### The exercise
Extract, word for word, the lines of the listing from its first line through the line containing "tab-0[interactable]: 我的场景 —".

(Stored records)
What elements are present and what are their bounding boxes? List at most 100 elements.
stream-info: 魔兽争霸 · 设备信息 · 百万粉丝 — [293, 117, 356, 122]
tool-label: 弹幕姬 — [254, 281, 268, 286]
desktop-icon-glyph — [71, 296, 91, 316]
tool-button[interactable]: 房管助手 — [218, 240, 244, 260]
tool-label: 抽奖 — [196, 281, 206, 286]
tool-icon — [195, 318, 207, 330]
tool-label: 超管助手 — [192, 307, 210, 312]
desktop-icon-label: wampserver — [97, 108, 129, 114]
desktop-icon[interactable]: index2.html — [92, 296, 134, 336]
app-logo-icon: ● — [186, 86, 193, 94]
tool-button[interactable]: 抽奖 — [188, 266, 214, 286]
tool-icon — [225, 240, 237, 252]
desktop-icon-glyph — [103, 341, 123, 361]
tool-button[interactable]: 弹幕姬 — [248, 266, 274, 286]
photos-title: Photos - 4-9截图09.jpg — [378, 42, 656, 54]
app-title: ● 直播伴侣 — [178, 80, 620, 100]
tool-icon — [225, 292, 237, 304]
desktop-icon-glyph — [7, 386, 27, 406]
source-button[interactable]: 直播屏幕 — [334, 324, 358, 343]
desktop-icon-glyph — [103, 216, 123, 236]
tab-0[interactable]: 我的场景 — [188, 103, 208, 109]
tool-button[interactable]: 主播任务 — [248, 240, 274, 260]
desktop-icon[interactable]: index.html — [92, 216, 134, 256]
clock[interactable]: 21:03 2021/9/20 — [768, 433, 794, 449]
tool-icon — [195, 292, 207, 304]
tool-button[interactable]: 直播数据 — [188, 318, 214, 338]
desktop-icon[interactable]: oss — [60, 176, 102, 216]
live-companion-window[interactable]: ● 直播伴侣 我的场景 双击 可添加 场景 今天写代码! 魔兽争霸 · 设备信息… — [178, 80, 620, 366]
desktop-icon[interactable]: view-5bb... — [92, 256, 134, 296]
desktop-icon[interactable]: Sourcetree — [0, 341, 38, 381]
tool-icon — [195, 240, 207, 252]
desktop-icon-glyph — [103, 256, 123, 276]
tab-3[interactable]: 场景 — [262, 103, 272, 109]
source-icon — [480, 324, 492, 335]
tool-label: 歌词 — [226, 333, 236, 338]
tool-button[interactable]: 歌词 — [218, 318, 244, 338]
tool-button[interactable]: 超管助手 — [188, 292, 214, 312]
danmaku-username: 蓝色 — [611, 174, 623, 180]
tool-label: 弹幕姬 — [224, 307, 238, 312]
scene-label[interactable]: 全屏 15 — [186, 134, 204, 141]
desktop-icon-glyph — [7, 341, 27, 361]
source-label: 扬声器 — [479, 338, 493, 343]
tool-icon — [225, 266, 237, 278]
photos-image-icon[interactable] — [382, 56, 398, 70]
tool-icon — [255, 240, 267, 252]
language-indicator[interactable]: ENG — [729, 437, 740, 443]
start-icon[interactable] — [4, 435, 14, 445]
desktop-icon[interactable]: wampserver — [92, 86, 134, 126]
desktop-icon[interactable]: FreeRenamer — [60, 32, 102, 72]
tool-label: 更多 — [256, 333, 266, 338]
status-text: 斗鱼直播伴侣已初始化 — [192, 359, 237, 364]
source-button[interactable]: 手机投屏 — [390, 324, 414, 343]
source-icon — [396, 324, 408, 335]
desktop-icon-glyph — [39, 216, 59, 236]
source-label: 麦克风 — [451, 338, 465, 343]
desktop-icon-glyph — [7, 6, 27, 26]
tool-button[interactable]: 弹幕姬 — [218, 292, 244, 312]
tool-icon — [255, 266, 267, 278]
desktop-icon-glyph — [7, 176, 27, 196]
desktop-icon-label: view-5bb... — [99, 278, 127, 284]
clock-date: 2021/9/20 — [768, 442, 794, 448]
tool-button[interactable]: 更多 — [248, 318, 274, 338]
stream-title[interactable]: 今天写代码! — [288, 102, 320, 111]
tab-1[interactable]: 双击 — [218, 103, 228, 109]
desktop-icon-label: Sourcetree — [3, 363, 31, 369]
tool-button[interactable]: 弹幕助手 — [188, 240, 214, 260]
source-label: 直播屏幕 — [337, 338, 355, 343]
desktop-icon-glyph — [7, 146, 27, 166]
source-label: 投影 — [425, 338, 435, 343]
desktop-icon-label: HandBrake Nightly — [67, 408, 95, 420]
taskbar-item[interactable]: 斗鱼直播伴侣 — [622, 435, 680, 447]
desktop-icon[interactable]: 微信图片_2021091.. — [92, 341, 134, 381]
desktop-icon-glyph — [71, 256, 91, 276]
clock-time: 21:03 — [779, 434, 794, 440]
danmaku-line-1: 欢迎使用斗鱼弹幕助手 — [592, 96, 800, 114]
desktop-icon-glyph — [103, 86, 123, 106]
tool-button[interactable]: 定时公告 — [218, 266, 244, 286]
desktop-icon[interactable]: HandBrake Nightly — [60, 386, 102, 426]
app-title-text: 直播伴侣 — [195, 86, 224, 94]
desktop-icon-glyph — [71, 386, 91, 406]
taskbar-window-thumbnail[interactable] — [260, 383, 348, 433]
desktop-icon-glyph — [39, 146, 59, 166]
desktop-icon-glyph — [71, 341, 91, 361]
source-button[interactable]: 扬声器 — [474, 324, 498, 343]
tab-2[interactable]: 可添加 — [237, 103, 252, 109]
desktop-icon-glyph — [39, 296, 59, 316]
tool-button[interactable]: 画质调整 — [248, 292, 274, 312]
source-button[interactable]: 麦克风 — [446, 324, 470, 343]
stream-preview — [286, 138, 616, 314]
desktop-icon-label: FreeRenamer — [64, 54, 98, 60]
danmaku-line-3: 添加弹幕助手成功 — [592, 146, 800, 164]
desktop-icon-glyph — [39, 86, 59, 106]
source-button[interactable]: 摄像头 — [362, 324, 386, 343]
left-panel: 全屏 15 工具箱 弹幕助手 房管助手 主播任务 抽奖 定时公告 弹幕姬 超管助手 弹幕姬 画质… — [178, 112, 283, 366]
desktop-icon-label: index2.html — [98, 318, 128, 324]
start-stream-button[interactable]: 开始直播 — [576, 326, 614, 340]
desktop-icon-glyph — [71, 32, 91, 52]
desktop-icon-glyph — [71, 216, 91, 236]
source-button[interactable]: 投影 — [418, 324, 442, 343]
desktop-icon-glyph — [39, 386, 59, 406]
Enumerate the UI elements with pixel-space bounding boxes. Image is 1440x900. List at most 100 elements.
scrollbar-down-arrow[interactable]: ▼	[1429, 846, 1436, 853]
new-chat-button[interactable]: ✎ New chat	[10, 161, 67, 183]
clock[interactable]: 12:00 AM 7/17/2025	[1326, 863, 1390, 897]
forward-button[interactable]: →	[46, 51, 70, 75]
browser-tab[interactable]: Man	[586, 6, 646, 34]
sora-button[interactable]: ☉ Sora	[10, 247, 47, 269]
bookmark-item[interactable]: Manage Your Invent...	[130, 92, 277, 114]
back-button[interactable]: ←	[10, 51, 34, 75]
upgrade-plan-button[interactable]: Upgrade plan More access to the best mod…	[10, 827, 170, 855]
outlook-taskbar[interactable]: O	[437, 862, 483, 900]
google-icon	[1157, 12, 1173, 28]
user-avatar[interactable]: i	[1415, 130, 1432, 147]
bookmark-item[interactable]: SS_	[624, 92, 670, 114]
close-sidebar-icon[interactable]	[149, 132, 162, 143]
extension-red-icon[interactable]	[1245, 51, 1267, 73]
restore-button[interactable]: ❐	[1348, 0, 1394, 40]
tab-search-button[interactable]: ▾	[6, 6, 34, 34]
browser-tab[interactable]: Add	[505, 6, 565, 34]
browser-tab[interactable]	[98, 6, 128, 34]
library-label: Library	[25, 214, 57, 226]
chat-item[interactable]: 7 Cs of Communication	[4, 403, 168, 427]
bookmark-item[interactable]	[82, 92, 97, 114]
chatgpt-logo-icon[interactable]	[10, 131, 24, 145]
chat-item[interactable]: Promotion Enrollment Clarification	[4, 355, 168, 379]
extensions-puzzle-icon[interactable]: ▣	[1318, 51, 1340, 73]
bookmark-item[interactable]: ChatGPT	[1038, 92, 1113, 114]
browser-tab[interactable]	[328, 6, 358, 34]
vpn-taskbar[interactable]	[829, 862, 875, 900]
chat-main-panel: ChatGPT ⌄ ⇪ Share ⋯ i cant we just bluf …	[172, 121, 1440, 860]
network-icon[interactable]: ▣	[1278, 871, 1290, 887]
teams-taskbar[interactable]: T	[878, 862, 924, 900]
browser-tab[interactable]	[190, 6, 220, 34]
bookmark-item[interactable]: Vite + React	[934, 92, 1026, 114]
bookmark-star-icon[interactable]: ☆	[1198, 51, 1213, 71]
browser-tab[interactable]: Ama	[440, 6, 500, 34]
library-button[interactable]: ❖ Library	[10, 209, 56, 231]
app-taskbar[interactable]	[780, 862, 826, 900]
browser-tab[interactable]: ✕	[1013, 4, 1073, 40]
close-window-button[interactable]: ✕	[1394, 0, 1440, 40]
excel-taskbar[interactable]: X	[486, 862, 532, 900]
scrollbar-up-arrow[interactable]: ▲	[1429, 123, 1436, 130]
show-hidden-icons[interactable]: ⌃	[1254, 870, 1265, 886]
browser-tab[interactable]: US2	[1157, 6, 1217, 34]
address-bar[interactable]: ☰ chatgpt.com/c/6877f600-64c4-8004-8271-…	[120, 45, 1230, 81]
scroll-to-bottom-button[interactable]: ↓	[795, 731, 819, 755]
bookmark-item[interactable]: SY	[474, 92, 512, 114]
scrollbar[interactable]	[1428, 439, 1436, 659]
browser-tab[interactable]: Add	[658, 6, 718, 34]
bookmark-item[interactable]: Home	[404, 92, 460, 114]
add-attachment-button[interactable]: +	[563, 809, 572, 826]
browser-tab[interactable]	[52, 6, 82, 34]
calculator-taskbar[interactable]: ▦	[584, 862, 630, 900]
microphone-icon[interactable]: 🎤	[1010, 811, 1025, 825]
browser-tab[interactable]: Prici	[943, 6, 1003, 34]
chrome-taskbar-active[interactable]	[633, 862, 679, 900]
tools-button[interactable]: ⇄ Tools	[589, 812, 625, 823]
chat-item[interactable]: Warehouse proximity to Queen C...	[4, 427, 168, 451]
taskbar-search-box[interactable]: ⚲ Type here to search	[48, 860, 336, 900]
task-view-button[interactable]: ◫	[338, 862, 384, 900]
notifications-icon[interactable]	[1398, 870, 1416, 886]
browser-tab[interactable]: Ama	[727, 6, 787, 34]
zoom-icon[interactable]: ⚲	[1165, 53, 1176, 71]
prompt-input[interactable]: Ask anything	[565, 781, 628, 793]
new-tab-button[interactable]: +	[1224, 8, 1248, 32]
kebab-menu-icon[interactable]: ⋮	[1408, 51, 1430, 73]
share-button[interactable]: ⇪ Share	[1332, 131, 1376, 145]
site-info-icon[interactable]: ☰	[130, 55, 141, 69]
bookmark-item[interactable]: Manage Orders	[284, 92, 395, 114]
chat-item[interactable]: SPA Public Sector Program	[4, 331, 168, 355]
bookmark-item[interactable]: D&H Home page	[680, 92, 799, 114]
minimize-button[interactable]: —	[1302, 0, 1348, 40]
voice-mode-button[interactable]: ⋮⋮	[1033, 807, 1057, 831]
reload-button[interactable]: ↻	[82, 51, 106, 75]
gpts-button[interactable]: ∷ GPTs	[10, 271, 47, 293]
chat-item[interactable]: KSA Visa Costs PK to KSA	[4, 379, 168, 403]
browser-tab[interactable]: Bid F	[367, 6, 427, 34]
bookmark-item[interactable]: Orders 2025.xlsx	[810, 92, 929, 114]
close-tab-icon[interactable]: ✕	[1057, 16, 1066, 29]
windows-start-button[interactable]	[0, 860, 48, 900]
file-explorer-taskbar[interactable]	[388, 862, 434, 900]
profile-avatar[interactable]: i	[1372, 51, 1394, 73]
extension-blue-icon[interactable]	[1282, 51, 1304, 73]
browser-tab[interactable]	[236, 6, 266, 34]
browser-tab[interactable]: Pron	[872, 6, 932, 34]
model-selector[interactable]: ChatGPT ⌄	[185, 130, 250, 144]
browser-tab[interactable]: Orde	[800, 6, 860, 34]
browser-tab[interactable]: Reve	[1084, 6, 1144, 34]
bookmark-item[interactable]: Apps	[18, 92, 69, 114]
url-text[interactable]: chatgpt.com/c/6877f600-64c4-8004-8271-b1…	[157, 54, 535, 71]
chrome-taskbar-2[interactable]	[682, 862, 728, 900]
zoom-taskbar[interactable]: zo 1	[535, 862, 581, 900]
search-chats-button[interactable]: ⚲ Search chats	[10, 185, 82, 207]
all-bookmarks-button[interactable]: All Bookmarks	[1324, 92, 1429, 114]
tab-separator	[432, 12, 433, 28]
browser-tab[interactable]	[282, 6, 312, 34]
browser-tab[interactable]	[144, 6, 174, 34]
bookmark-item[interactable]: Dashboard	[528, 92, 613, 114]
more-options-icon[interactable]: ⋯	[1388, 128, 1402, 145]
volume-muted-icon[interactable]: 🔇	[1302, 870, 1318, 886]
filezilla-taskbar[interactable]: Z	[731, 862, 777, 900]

### Exercise solution
What elements are present and what are their bounding boxes? List at most 100 elements.
stream-info: 魔兽争霸 · 设备信息 · 百万粉丝 — [293, 117, 356, 122]
tool-label: 弹幕姬 — [254, 281, 268, 286]
desktop-icon-glyph — [71, 296, 91, 316]
tool-button[interactable]: 房管助手 — [218, 240, 244, 260]
tool-label: 抽奖 — [196, 281, 206, 286]
tool-icon — [195, 318, 207, 330]
tool-label: 超管助手 — [192, 307, 210, 312]
desktop-icon-label: wampserver — [97, 108, 129, 114]
desktop-icon[interactable]: index2.html — [92, 296, 134, 336]
app-logo-icon: ● — [186, 86, 193, 94]
tool-button[interactable]: 抽奖 — [188, 266, 214, 286]
tool-icon — [225, 240, 237, 252]
desktop-icon-glyph — [103, 341, 123, 361]
tool-button[interactable]: 弹幕姬 — [248, 266, 274, 286]
photos-title: Photos - 4-9截图09.jpg — [378, 42, 656, 54]
app-title: ● 直播伴侣 — [178, 80, 620, 100]
tool-icon — [225, 292, 237, 304]
desktop-icon-glyph — [7, 386, 27, 406]
source-button[interactable]: 直播屏幕 — [334, 324, 358, 343]
desktop-icon-glyph — [103, 216, 123, 236]
tab-0[interactable]: 我的场景 — [188, 103, 208, 109]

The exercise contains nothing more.